* BEGIN MATERIAL TO PROCESS *
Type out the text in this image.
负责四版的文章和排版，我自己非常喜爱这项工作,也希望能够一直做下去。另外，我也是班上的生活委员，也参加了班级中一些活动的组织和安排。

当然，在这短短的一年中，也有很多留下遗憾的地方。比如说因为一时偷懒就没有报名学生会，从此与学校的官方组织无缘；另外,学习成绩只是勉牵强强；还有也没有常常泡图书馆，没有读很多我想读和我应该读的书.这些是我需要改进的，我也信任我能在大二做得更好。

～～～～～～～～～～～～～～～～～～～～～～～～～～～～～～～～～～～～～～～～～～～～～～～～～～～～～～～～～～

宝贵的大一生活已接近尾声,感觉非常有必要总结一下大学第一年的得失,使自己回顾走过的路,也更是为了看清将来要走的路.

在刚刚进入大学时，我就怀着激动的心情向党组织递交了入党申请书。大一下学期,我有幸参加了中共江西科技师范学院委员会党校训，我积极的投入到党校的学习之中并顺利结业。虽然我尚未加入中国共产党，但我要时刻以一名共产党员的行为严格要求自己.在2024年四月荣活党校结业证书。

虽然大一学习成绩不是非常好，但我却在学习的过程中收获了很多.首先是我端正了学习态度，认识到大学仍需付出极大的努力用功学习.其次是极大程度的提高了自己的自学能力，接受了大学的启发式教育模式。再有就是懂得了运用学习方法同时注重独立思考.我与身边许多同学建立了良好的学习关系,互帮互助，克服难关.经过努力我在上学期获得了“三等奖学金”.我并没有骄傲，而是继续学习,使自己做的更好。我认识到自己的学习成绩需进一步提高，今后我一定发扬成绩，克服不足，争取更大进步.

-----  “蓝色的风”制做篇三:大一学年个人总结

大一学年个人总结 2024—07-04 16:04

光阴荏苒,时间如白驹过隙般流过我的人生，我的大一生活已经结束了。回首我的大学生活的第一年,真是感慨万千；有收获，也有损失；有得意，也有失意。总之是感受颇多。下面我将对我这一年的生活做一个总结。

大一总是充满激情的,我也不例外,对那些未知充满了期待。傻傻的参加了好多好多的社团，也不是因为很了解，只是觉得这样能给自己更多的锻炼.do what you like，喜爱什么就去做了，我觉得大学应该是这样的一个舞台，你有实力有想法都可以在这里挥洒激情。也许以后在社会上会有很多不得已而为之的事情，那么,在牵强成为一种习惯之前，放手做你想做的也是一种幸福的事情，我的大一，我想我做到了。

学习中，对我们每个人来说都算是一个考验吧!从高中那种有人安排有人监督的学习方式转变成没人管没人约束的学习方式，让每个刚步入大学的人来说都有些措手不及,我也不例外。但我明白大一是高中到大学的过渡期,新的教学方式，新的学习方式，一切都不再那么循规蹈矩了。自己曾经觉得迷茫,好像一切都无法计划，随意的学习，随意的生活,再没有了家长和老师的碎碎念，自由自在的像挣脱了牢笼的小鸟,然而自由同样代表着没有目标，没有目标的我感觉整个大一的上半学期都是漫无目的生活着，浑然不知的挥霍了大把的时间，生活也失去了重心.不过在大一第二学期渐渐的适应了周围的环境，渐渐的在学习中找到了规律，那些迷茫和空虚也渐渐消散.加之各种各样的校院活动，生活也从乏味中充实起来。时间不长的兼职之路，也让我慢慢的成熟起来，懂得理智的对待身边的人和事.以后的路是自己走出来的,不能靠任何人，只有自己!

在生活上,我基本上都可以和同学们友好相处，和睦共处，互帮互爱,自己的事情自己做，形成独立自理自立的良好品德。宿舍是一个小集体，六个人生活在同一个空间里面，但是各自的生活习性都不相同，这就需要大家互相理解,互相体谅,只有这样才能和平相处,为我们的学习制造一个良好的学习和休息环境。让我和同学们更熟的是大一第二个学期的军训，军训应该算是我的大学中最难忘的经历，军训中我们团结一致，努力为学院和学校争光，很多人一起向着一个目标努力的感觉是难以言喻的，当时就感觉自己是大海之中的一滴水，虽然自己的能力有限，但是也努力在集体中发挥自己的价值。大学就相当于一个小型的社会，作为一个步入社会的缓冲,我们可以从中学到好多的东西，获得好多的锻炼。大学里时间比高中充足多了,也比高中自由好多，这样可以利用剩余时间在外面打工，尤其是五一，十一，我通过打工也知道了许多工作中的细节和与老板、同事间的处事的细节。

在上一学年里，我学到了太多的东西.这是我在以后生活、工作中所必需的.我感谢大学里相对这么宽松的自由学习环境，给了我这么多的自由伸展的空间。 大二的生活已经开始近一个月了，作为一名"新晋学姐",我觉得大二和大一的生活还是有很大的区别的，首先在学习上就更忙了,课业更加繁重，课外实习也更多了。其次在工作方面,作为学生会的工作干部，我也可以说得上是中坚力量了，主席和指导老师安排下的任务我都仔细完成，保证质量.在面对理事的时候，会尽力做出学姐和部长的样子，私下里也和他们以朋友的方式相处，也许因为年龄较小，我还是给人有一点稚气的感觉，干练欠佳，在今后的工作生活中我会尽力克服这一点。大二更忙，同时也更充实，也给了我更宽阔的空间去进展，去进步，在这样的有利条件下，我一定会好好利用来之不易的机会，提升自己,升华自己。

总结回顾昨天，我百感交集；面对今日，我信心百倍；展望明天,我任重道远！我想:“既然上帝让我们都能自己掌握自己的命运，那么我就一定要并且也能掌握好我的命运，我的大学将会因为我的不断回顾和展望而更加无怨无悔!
* END MATERIAL TO PROCESS *
Find the word "大一学年个人总结" in the records and pull out each line that has it.

-----  “蓝色的风”制做篇三:大一学年个人总结
大一学年个人总结 2024—07-04 16:04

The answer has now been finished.